» What is expected: Omit every image, and transcribe the remaining entries exactly as given.
# # # # # # #
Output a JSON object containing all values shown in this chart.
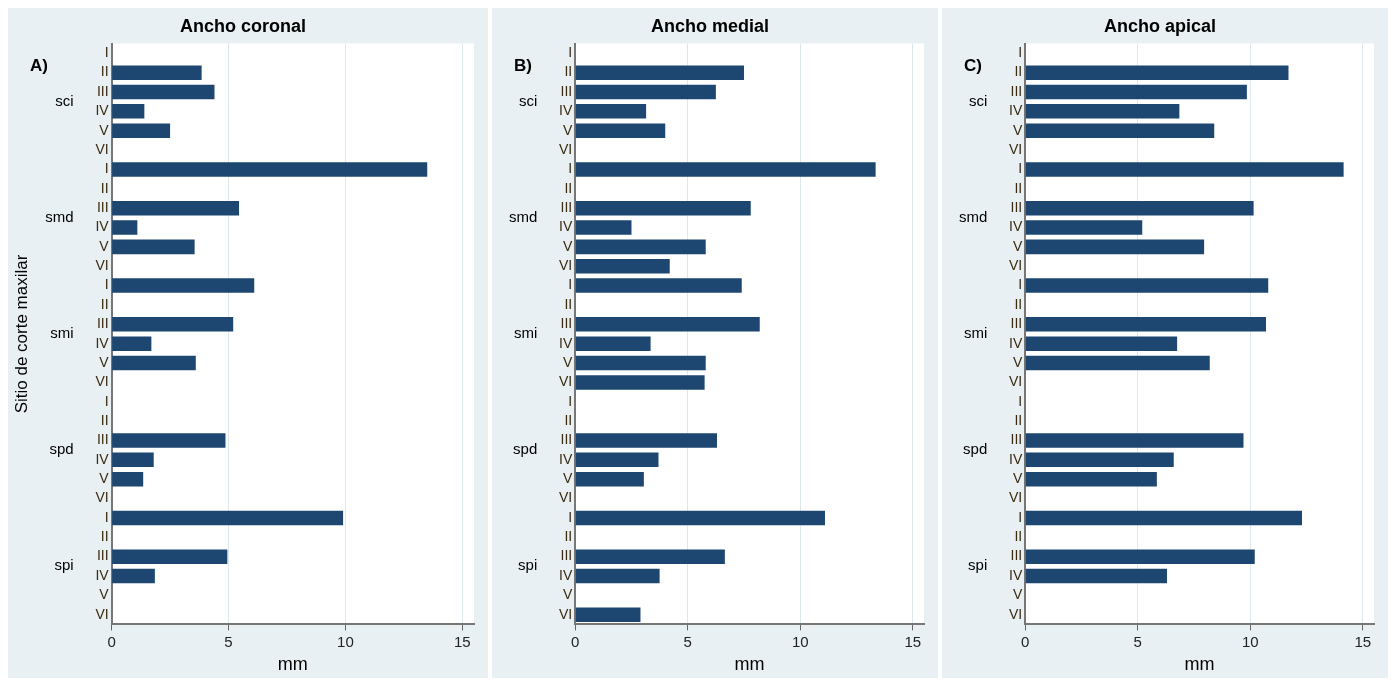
{
  "chart_data": [
    {
      "type": "bar",
      "orientation": "horizontal",
      "title": "Ancho coronal",
      "xlabel": "mm",
      "ylabel": "Sitio de corte maxilar",
      "annotations": [
        "A)",
        "sci",
        "smd",
        "smi",
        "spd",
        "spi"
      ],
      "categories": [
        "I",
        "II",
        "III",
        "IV",
        "V",
        "VI",
        "I",
        "II",
        "III",
        "IV",
        "V",
        "VI",
        "I",
        "II",
        "III",
        "IV",
        "V",
        "VI",
        "I",
        "II",
        "III",
        "IV",
        "V",
        "VI",
        "I",
        "II",
        "III",
        "IV",
        "V",
        "VI"
      ],
      "series": [
        {
          "color": "#1d4770",
          "values": [
            null,
            3.85,
            4.4,
            1.4,
            2.5,
            null,
            13.5,
            null,
            5.45,
            1.1,
            3.55,
            null,
            6.1,
            null,
            5.2,
            1.7,
            3.6,
            null,
            null,
            null,
            4.87,
            1.8,
            1.35,
            null,
            9.9,
            null,
            4.95,
            1.85,
            null,
            null
          ]
        }
      ],
      "xlim": [
        0,
        15.5
      ],
      "xticks": [
        0,
        5,
        10,
        15
      ],
      "grid": "x"
    },
    {
      "type": "bar",
      "orientation": "horizontal",
      "title": "Ancho medial",
      "xlabel": "mm",
      "annotations": [
        "B)",
        "sci",
        "smd",
        "smi",
        "spd",
        "spi"
      ],
      "categories": [
        "I",
        "II",
        "III",
        "IV",
        "V",
        "VI",
        "I",
        "II",
        "III",
        "IV",
        "V",
        "VI",
        "I",
        "II",
        "III",
        "IV",
        "V",
        "VI",
        "I",
        "II",
        "III",
        "IV",
        "V",
        "VI",
        "I",
        "II",
        "III",
        "IV",
        "V",
        "VI"
      ],
      "series": [
        {
          "color": "#1d4770",
          "values": [
            null,
            7.5,
            6.25,
            3.15,
            4.0,
            null,
            13.35,
            null,
            7.8,
            2.5,
            5.8,
            4.2,
            7.4,
            null,
            8.2,
            3.35,
            5.8,
            5.75,
            null,
            null,
            6.3,
            3.7,
            3.05,
            null,
            11.1,
            null,
            6.65,
            3.75,
            null,
            2.9
          ]
        }
      ],
      "xlim": [
        0,
        15.5
      ],
      "xticks": [
        0,
        5,
        10,
        15
      ],
      "grid": "x"
    },
    {
      "type": "bar",
      "orientation": "horizontal",
      "title": "Ancho apical",
      "xlabel": "mm",
      "annotations": [
        "C)",
        "sci",
        "smd",
        "smi",
        "spd",
        "spi"
      ],
      "categories": [
        "I",
        "II",
        "III",
        "IV",
        "V",
        "VI",
        "I",
        "II",
        "III",
        "IV",
        "V",
        "VI",
        "I",
        "II",
        "III",
        "IV",
        "V",
        "VI",
        "I",
        "II",
        "III",
        "IV",
        "V",
        "VI",
        "I",
        "II",
        "III",
        "IV",
        "V",
        "VI"
      ],
      "series": [
        {
          "color": "#1d4770",
          "values": [
            null,
            11.7,
            9.85,
            6.85,
            8.4,
            null,
            14.15,
            null,
            10.15,
            5.2,
            7.95,
            null,
            10.8,
            null,
            10.7,
            6.75,
            8.2,
            null,
            null,
            null,
            9.7,
            6.6,
            5.85,
            null,
            12.3,
            null,
            10.2,
            6.3,
            null,
            null
          ]
        }
      ],
      "xlim": [
        0,
        15.5
      ],
      "xticks": [
        0,
        5,
        10,
        15
      ],
      "grid": "x"
    }
  ]
}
# # # # # # #
» Final result:
Output a JSON object containing all values shown in this chart.
{
  "chart_data": [
    {
      "type": "bar",
      "orientation": "horizontal",
      "title": "Ancho coronal",
      "xlabel": "mm",
      "ylabel": "Sitio de corte maxilar",
      "annotations": [
        "A)",
        "sci",
        "smd",
        "smi",
        "spd",
        "spi"
      ],
      "categories": [
        "I",
        "II",
        "III",
        "IV",
        "V",
        "VI",
        "I",
        "II",
        "III",
        "IV",
        "V",
        "VI",
        "I",
        "II",
        "III",
        "IV",
        "V",
        "VI",
        "I",
        "II",
        "III",
        "IV",
        "V",
        "VI",
        "I",
        "II",
        "III",
        "IV",
        "V",
        "VI"
      ],
      "series": [
        {
          "color": "#1d4770",
          "values": [
            null,
            3.85,
            4.4,
            1.4,
            2.5,
            null,
            13.5,
            null,
            5.45,
            1.1,
            3.55,
            null,
            6.1,
            null,
            5.2,
            1.7,
            3.6,
            null,
            null,
            null,
            4.87,
            1.8,
            1.35,
            null,
            9.9,
            null,
            4.95,
            1.85,
            null,
            null
          ]
        }
      ],
      "xlim": [
        0,
        15.5
      ],
      "xticks": [
        0,
        5,
        10,
        15
      ],
      "grid": "x"
    },
    {
      "type": "bar",
      "orientation": "horizontal",
      "title": "Ancho medial",
      "xlabel": "mm",
      "annotations": [
        "B)",
        "sci",
        "smd",
        "smi",
        "spd",
        "spi"
      ],
      "categories": [
        "I",
        "II",
        "III",
        "IV",
        "V",
        "VI",
        "I",
        "II",
        "III",
        "IV",
        "V",
        "VI",
        "I",
        "II",
        "III",
        "IV",
        "V",
        "VI",
        "I",
        "II",
        "III",
        "IV",
        "V",
        "VI",
        "I",
        "II",
        "III",
        "IV",
        "V",
        "VI"
      ],
      "series": [
        {
          "color": "#1d4770",
          "values": [
            null,
            7.5,
            6.25,
            3.15,
            4.0,
            null,
            13.35,
            null,
            7.8,
            2.5,
            5.8,
            4.2,
            7.4,
            null,
            8.2,
            3.35,
            5.8,
            5.75,
            null,
            null,
            6.3,
            3.7,
            3.05,
            null,
            11.1,
            null,
            6.65,
            3.75,
            null,
            2.9
          ]
        }
      ],
      "xlim": [
        0,
        15.5
      ],
      "xticks": [
        0,
        5,
        10,
        15
      ],
      "grid": "x"
    },
    {
      "type": "bar",
      "orientation": "horizontal",
      "title": "Ancho apical",
      "xlabel": "mm",
      "annotations": [
        "C)",
        "sci",
        "smd",
        "smi",
        "spd",
        "spi"
      ],
      "categories": [
        "I",
        "II",
        "III",
        "IV",
        "V",
        "VI",
        "I",
        "II",
        "III",
        "IV",
        "V",
        "VI",
        "I",
        "II",
        "III",
        "IV",
        "V",
        "VI",
        "I",
        "II",
        "III",
        "IV",
        "V",
        "VI",
        "I",
        "II",
        "III",
        "IV",
        "V",
        "VI"
      ],
      "series": [
        {
          "color": "#1d4770",
          "values": [
            null,
            11.7,
            9.85,
            6.85,
            8.4,
            null,
            14.15,
            null,
            10.15,
            5.2,
            7.95,
            null,
            10.8,
            null,
            10.7,
            6.75,
            8.2,
            null,
            null,
            null,
            9.7,
            6.6,
            5.85,
            null,
            12.3,
            null,
            10.2,
            6.3,
            null,
            null
          ]
        }
      ],
      "xlim": [
        0,
        15.5
      ],
      "xticks": [
        0,
        5,
        10,
        15
      ],
      "grid": "x"
    }
  ]
}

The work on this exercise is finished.